(Stored dataset items)
........

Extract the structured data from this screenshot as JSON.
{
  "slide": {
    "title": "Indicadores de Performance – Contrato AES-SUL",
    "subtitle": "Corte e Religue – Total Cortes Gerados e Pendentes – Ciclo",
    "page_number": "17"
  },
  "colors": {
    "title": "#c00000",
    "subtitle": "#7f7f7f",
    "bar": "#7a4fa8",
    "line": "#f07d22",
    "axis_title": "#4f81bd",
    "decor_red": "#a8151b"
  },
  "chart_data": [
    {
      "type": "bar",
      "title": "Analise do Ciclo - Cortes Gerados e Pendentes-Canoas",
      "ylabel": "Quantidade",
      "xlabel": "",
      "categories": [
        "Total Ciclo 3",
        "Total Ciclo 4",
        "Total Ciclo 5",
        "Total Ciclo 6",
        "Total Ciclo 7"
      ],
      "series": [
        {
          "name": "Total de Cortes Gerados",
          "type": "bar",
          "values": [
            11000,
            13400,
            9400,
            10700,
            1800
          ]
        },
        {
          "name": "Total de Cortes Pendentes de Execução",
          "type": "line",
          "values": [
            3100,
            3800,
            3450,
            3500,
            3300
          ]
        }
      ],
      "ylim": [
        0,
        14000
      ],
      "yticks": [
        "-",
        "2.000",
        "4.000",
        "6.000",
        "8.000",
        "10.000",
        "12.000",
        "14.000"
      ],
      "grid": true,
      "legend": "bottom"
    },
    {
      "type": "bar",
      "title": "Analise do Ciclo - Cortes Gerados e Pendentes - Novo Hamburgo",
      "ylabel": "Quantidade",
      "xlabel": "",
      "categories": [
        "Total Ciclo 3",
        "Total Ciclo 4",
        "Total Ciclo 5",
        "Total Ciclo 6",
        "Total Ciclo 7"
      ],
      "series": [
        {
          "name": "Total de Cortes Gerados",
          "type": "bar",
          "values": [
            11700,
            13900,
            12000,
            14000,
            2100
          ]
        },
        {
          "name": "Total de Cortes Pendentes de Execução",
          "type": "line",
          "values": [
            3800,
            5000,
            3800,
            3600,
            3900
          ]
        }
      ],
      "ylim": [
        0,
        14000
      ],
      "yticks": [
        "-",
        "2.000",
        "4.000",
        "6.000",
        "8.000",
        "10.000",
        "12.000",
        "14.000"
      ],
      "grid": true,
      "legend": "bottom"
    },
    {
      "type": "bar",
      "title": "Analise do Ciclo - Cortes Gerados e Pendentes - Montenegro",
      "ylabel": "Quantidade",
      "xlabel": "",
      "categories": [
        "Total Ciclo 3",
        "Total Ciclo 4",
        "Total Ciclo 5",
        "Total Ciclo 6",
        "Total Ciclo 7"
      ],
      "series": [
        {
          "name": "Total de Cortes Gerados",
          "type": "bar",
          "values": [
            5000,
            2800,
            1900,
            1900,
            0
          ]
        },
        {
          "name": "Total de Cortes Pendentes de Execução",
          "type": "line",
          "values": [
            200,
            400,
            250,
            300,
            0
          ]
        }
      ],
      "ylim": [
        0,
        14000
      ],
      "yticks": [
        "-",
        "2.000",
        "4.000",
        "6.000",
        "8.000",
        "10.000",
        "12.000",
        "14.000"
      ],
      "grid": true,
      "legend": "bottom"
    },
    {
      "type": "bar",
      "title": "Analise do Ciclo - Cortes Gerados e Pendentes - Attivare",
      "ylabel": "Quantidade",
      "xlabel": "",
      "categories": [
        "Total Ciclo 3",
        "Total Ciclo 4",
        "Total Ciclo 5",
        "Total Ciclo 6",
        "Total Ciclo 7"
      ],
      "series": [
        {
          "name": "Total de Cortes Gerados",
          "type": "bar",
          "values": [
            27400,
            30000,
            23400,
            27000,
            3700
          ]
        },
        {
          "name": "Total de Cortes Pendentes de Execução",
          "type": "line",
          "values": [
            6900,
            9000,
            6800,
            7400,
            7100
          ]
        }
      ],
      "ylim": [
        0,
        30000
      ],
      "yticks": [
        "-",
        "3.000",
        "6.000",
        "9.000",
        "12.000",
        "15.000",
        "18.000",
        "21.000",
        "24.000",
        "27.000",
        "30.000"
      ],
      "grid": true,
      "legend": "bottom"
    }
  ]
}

........

▸ What to produce:
Every entry should be printed again exactly as written.

▸ Correct output:
Extract the structured data from this screenshot as JSON.
{
  "slide": {
    "title": "Indicadores de Performance – Contrato AES-SUL",
    "subtitle": "Corte e Religue – Total Cortes Gerados e Pendentes – Ciclo",
    "page_number": "17"
  },
  "colors": {
    "title": "#c00000",
    "subtitle": "#7f7f7f",
    "bar": "#7a4fa8",
    "line": "#f07d22",
    "axis_title": "#4f81bd",
    "decor_red": "#a8151b"
  },
  "chart_data": [
    {
      "type": "bar",
      "title": "Analise do Ciclo - Cortes Gerados e Pendentes-Canoas",
      "ylabel": "Quantidade",
      "xlabel": "",
      "categories": [
        "Total Ciclo 3",
        "Total Ciclo 4",
        "Total Ciclo 5",
        "Total Ciclo 6",
        "Total Ciclo 7"
      ],
      "series": [
        {
          "name": "Total de Cortes Gerados",
          "type": "bar",
          "values": [
            11000,
            13400,
            9400,
            10700,
            1800
          ]
        },
        {
          "name": "Total de Cortes Pendentes de Execução",
          "type": "line",
          "values": [
            3100,
            3800,
            3450,
            3500,
            3300
          ]
        }
      ],
      "ylim": [
        0,
        14000
      ],
      "yticks": [
        "-",
        "2.000",
        "4.000",
        "6.000",
        "8.000",
        "10.000",
        "12.000",
        "14.000"
      ],
      "grid": true,
      "legend": "bottom"
    },
    {
      "type": "bar",
      "title": "Analise do Ciclo - Cortes Gerados e Pendentes - Novo Hamburgo",
      "ylabel": "Quantidade",
      "xlabel": "",
      "categories": [
        "Total Ciclo 3",
        "Total Ciclo 4",
        "Total Ciclo 5",
        "Total Ciclo 6",
        "Total Ciclo 7"
      ],
      "series": [
        {
          "name": "Total de Cortes Gerados",
          "type": "bar",
          "values": [
            11700,
            13900,
            12000,
            14000,
            2100
          ]
        },
        {
          "name": "Total de Cortes Pendentes de Execução",
          "type": "line",
          "values": [
            3800,
            5000,
            3800,
            3600,
            3900
          ]
        }
      ],
      "ylim": [
        0,
        14000
      ],
      "yticks": [
        "-",
        "2.000",
        "4.000",
        "6.000",
        "8.000",
        "10.000",
        "12.000",
        "14.000"
      ],
      "grid": true,
      "legend": "bottom"
    },
    {
      "type": "bar",
      "title": "Analise do Ciclo - Cortes Gerados e Pendentes - Montenegro",
      "ylabel": "Quantidade",
      "xlabel": "",
      "categories": [
        "Total Ciclo 3",
        "Total Ciclo 4",
        "Total Ciclo 5",
        "Total Ciclo 6",
        "Total Ciclo 7"
      ],
      "series": [
        {
          "name": "Total de Cortes Gerados",
          "type": "bar",
          "values": [
            5000,
            2800,
            1900,
            1900,
            0
          ]
        },
        {
          "name": "Total de Cortes Pendentes de Execução",
          "type": "line",
          "values": [
            200,
            400,
            250,
            300,
            0
          ]
        }
      ],
      "ylim": [
        0,
        14000
      ],
      "yticks": [
        "-",
        "2.000",
        "4.000",
        "6.000",
        "8.000",
        "10.000",
        "12.000",
        "14.000"
      ],
      "grid": true,
      "legend": "bottom"
    },
    {
      "type": "bar",
      "title": "Analise do Ciclo - Cortes Gerados e Pendentes - Attivare",
      "ylabel": "Quantidade",
      "xlabel": "",
      "categories": [
        "Total Ciclo 3",
        "Total Ciclo 4",
        "Total Ciclo 5",
        "Total Ciclo 6",
        "Total Ciclo 7"
      ],
      "series": [
        {
          "name": "Total de Cortes Gerados",
          "type": "bar",
          "values": [
            27400,
            30000,
            23400,
            27000,
            3700
          ]
        },
        {
          "name": "Total de Cortes Pendentes de Execução",
          "type": "line",
          "values": [
            6900,
            9000,
            6800,
            7400,
            7100
          ]
        }
      ],
      "ylim": [
        0,
        30000
      ],
      "yticks": [
        "-",
        "3.000",
        "6.000",
        "9.000",
        "12.000",
        "15.000",
        "18.000",
        "21.000",
        "24.000",
        "27.000",
        "30.000"
      ],
      "grid": true,
      "legend": "bottom"
    }
  ]
}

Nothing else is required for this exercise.